Provided data:
────────────────────────────────────────

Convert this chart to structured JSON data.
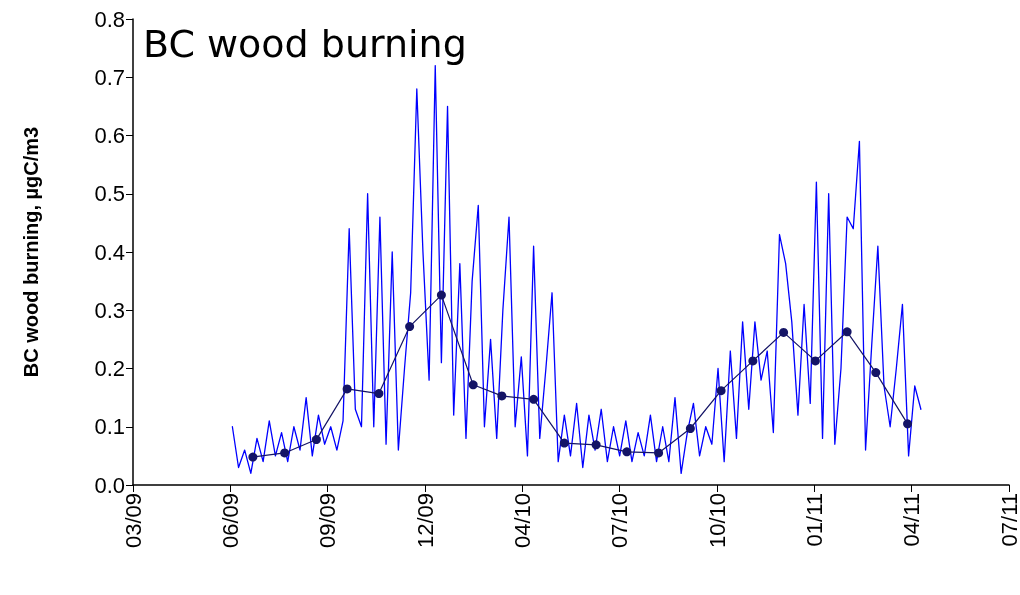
{
  "chart_data": {
    "type": "line",
    "title": "BC wood burning",
    "ylabel": "BC wood burning, µgC/m3",
    "ylim": [
      0,
      0.8
    ],
    "yticks": [
      {
        "value": 0,
        "label": "0.0"
      },
      {
        "value": 0.1,
        "label": "0.1"
      },
      {
        "value": 0.2,
        "label": "0.2"
      },
      {
        "value": 0.3,
        "label": "0.3"
      },
      {
        "value": 0.4,
        "label": "0.4"
      },
      {
        "value": 0.5,
        "label": "0.5"
      },
      {
        "value": 0.6,
        "label": "0.6"
      },
      {
        "value": 0.7,
        "label": "0.7"
      },
      {
        "value": 0.8,
        "label": "0.8"
      }
    ],
    "xlim": [
      "2009-03-20",
      "2011-07-23"
    ],
    "xticks": [
      {
        "value": "2009-03-20",
        "label": "03/09"
      },
      {
        "value": "2009-06-23",
        "label": "06/09"
      },
      {
        "value": "2009-09-26",
        "label": "09/09"
      },
      {
        "value": "2009-12-30",
        "label": "12/09"
      },
      {
        "value": "2010-04-04",
        "label": "04/10"
      },
      {
        "value": "2010-07-08",
        "label": "07/10"
      },
      {
        "value": "2010-10-11",
        "label": "10/10"
      },
      {
        "value": "2011-01-14",
        "label": "01/11"
      },
      {
        "value": "2011-04-19",
        "label": "04/11"
      },
      {
        "value": "2011-07-23",
        "label": "07/11"
      }
    ],
    "grid": false,
    "line_style": "solid",
    "series": [
      {
        "color": "#0000ff",
        "marker": "none",
        "x": [
          "2009-06-25",
          "2009-07-01",
          "2009-07-07",
          "2009-07-13",
          "2009-07-19",
          "2009-07-25",
          "2009-07-31",
          "2009-08-06",
          "2009-08-12",
          "2009-08-18",
          "2009-08-24",
          "2009-08-30",
          "2009-09-05",
          "2009-09-11",
          "2009-09-17",
          "2009-09-23",
          "2009-09-29",
          "2009-10-05",
          "2009-10-11",
          "2009-10-17",
          "2009-10-23",
          "2009-10-29",
          "2009-11-04",
          "2009-11-10",
          "2009-11-16",
          "2009-11-22",
          "2009-11-28",
          "2009-12-04",
          "2009-12-10",
          "2009-12-16",
          "2009-12-22",
          "2009-12-28",
          "2010-01-03",
          "2010-01-09",
          "2010-01-15",
          "2010-01-21",
          "2010-01-27",
          "2010-02-02",
          "2010-02-08",
          "2010-02-14",
          "2010-02-20",
          "2010-02-26",
          "2010-03-04",
          "2010-03-10",
          "2010-03-16",
          "2010-03-22",
          "2010-03-28",
          "2010-04-03",
          "2010-04-09",
          "2010-04-15",
          "2010-04-21",
          "2010-04-27",
          "2010-05-03",
          "2010-05-09",
          "2010-05-15",
          "2010-05-21",
          "2010-05-27",
          "2010-06-02",
          "2010-06-08",
          "2010-06-14",
          "2010-06-20",
          "2010-06-26",
          "2010-07-02",
          "2010-07-08",
          "2010-07-14",
          "2010-07-20",
          "2010-07-26",
          "2010-08-01",
          "2010-08-07",
          "2010-08-13",
          "2010-08-19",
          "2010-08-25",
          "2010-08-31",
          "2010-09-06",
          "2010-09-12",
          "2010-09-18",
          "2010-09-24",
          "2010-09-30",
          "2010-10-06",
          "2010-10-12",
          "2010-10-18",
          "2010-10-24",
          "2010-10-30",
          "2010-11-05",
          "2010-11-11",
          "2010-11-17",
          "2010-11-23",
          "2010-11-29",
          "2010-12-05",
          "2010-12-11",
          "2010-12-17",
          "2010-12-23",
          "2010-12-29",
          "2011-01-04",
          "2011-01-10",
          "2011-01-16",
          "2011-01-22",
          "2011-01-28",
          "2011-02-03",
          "2011-02-09",
          "2011-02-15",
          "2011-02-21",
          "2011-02-27",
          "2011-03-05",
          "2011-03-11",
          "2011-03-17",
          "2011-03-23",
          "2011-03-29",
          "2011-04-04",
          "2011-04-10",
          "2011-04-16",
          "2011-04-22",
          "2011-04-28"
        ],
        "values": [
          0.1,
          0.03,
          0.06,
          0.02,
          0.08,
          0.04,
          0.11,
          0.05,
          0.09,
          0.04,
          0.1,
          0.06,
          0.15,
          0.05,
          0.12,
          0.07,
          0.1,
          0.06,
          0.11,
          0.44,
          0.13,
          0.1,
          0.5,
          0.1,
          0.46,
          0.07,
          0.4,
          0.06,
          0.2,
          0.33,
          0.68,
          0.4,
          0.18,
          0.72,
          0.21,
          0.65,
          0.12,
          0.38,
          0.08,
          0.35,
          0.48,
          0.1,
          0.25,
          0.08,
          0.3,
          0.46,
          0.1,
          0.22,
          0.05,
          0.41,
          0.08,
          0.2,
          0.33,
          0.04,
          0.12,
          0.05,
          0.14,
          0.03,
          0.12,
          0.06,
          0.13,
          0.04,
          0.1,
          0.05,
          0.11,
          0.04,
          0.09,
          0.05,
          0.12,
          0.04,
          0.1,
          0.04,
          0.15,
          0.02,
          0.09,
          0.14,
          0.05,
          0.1,
          0.07,
          0.2,
          0.04,
          0.23,
          0.08,
          0.28,
          0.13,
          0.28,
          0.18,
          0.23,
          0.09,
          0.43,
          0.38,
          0.28,
          0.12,
          0.31,
          0.14,
          0.52,
          0.08,
          0.5,
          0.07,
          0.2,
          0.46,
          0.44,
          0.59,
          0.06,
          0.24,
          0.41,
          0.17,
          0.1,
          0.2,
          0.31,
          0.05,
          0.17,
          0.13
        ]
      },
      {
        "color": "#141466",
        "marker": "circle",
        "x": [
          "2009-07-15",
          "2009-08-15",
          "2009-09-15",
          "2009-10-15",
          "2009-11-15",
          "2009-12-15",
          "2010-01-15",
          "2010-02-15",
          "2010-03-15",
          "2010-04-15",
          "2010-05-15",
          "2010-06-15",
          "2010-07-15",
          "2010-08-15",
          "2010-09-15",
          "2010-10-15",
          "2010-11-15",
          "2010-12-15",
          "2011-01-15",
          "2011-02-15",
          "2011-03-15",
          "2011-04-15"
        ],
        "values": [
          0.048,
          0.055,
          0.078,
          0.165,
          0.157,
          0.272,
          0.326,
          0.172,
          0.153,
          0.147,
          0.072,
          0.069,
          0.057,
          0.055,
          0.097,
          0.162,
          0.213,
          0.262,
          0.213,
          0.263,
          0.193,
          0.105
        ]
      }
    ]
  }
}
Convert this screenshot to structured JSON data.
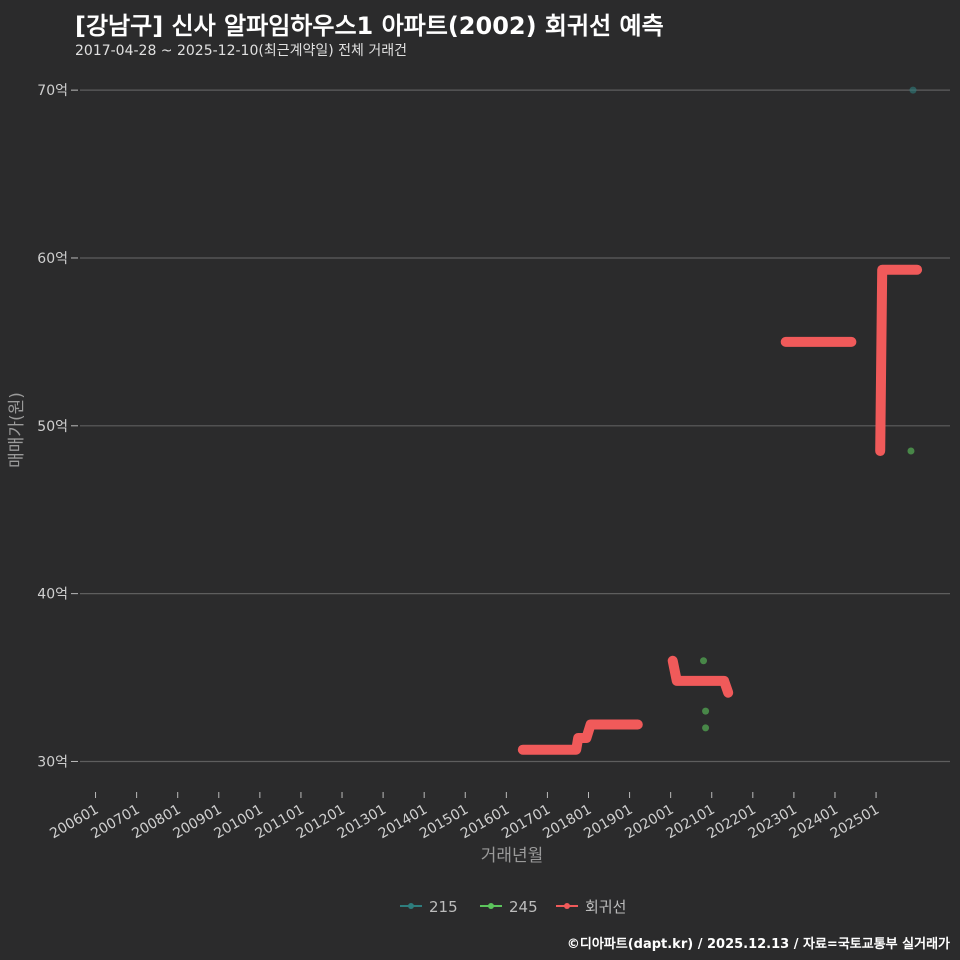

────────────────────────────────────────

Task details: Among these entries, how many lines include the string "this"? Reply with the number by itself.

In response: 2